→ **SHORT TASK**:
All of the material below is to be returned exactly.
==================================================
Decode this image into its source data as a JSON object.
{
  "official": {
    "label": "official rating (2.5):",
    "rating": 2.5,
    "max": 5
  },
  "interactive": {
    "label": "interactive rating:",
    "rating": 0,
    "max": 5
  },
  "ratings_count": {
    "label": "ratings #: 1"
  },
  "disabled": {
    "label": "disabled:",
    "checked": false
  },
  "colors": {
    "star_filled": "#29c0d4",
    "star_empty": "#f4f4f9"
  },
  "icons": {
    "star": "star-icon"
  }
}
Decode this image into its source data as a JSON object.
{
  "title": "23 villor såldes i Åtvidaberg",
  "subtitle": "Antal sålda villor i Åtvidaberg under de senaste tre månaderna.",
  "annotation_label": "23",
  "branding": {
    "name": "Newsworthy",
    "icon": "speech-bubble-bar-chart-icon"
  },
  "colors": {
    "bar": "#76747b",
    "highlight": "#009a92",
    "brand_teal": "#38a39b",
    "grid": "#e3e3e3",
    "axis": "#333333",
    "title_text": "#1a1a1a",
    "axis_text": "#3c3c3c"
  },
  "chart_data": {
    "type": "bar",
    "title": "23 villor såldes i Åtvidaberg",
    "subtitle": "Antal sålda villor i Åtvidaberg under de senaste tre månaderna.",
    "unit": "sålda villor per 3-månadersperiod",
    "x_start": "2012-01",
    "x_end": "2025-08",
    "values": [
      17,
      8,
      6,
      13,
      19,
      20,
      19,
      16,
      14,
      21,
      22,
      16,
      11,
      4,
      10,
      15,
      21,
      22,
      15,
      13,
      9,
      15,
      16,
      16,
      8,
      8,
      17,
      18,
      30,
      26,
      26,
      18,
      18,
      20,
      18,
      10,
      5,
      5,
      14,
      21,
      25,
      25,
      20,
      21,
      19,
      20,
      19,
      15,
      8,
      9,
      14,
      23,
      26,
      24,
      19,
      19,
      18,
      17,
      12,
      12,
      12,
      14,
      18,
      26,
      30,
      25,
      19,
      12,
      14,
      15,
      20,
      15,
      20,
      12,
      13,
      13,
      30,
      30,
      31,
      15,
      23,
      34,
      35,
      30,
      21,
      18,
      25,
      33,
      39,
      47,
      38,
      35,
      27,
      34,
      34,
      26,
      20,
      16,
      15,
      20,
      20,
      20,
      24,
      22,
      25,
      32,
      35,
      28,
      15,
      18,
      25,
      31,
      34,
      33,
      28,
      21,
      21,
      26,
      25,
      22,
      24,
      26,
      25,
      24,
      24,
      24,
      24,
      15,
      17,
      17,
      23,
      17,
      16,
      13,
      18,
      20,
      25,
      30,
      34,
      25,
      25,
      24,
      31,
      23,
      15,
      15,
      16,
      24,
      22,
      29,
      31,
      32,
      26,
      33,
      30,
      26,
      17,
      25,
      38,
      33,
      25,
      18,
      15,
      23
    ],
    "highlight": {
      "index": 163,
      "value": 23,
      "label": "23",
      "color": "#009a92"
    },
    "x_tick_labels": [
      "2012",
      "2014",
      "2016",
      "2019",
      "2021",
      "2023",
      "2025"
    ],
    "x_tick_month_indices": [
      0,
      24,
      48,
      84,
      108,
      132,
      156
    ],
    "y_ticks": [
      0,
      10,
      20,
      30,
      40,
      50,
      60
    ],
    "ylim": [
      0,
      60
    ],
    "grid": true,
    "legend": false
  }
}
==================================================
→ **THE SOLUTION**:
Decode this image into its source data as a JSON object.
{
  "official": {
    "label": "official rating (2.5):",
    "rating": 2.5,
    "max": 5
  },
  "interactive": {
    "label": "interactive rating:",
    "rating": 0,
    "max": 5
  },
  "ratings_count": {
    "label": "ratings #: 1"
  },
  "disabled": {
    "label": "disabled:",
    "checked": false
  },
  "colors": {
    "star_filled": "#29c0d4",
    "star_empty": "#f4f4f9"
  },
  "icons": {
    "star": "star-icon"
  }
}
Decode this image into its source data as a JSON object.
{
  "title": "23 villor såldes i Åtvidaberg",
  "subtitle": "Antal sålda villor i Åtvidaberg under de senaste tre månaderna.",
  "annotation_label": "23",
  "branding": {
    "name": "Newsworthy",
    "icon": "speech-bubble-bar-chart-icon"
  },
  "colors": {
    "bar": "#76747b",
    "highlight": "#009a92",
    "brand_teal": "#38a39b",
    "grid": "#e3e3e3",
    "axis": "#333333",
    "title_text": "#1a1a1a",
    "axis_text": "#3c3c3c"
  },
  "chart_data": {
    "type": "bar",
    "title": "23 villor såldes i Åtvidaberg",
    "subtitle": "Antal sålda villor i Åtvidaberg under de senaste tre månaderna.",
    "unit": "sålda villor per 3-månadersperiod",
    "x_start": "2012-01",
    "x_end": "2025-08",
    "values": [
      17,
      8,
      6,
      13,
      19,
      20,
      19,
      16,
      14,
      21,
      22,
      16,
      11,
      4,
      10,
      15,
      21,
      22,
      15,
      13,
      9,
      15,
      16,
      16,
      8,
      8,
      17,
      18,
      30,
      26,
      26,
      18,
      18,
      20,
      18,
      10,
      5,
      5,
      14,
      21,
      25,
      25,
      20,
      21,
      19,
      20,
      19,
      15,
      8,
      9,
      14,
      23,
      26,
      24,
      19,
      19,
      18,
      17,
      12,
      12,
      12,
      14,
      18,
      26,
      30,
      25,
      19,
      12,
      14,
      15,
      20,
      15,
      20,
      12,
      13,
      13,
      30,
      30,
      31,
      15,
      23,
      34,
      35,
      30,
      21,
      18,
      25,
      33,
      39,
      47,
      38,
      35,
      27,
      34,
      34,
      26,
      20,
      16,
      15,
      20,
      20,
      20,
      24,
      22,
      25,
      32,
      35,
      28,
      15,
      18,
      25,
      31,
      34,
      33,
      28,
      21,
      21,
      26,
      25,
      22,
      24,
      26,
      25,
      24,
      24,
      24,
      24,
      15,
      17,
      17,
      23,
      17,
      16,
      13,
      18,
      20,
      25,
      30,
      34,
      25,
      25,
      24,
      31,
      23,
      15,
      15,
      16,
      24,
      22,
      29,
      31,
      32,
      26,
      33,
      30,
      26,
      17,
      25,
      38,
      33,
      25,
      18,
      15,
      23
    ],
    "highlight": {
      "index": 163,
      "value": 23,
      "label": "23",
      "color": "#009a92"
    },
    "x_tick_labels": [
      "2012",
      "2014",
      "2016",
      "2019",
      "2021",
      "2023",
      "2025"
    ],
    "x_tick_month_indices": [
      0,
      24,
      48,
      84,
      108,
      132,
      156
    ],
    "y_ticks": [
      0,
      10,
      20,
      30,
      40,
      50,
      60
    ],
    "ylim": [
      0,
      60
    ],
    "grid": true,
    "legend": false
  }
}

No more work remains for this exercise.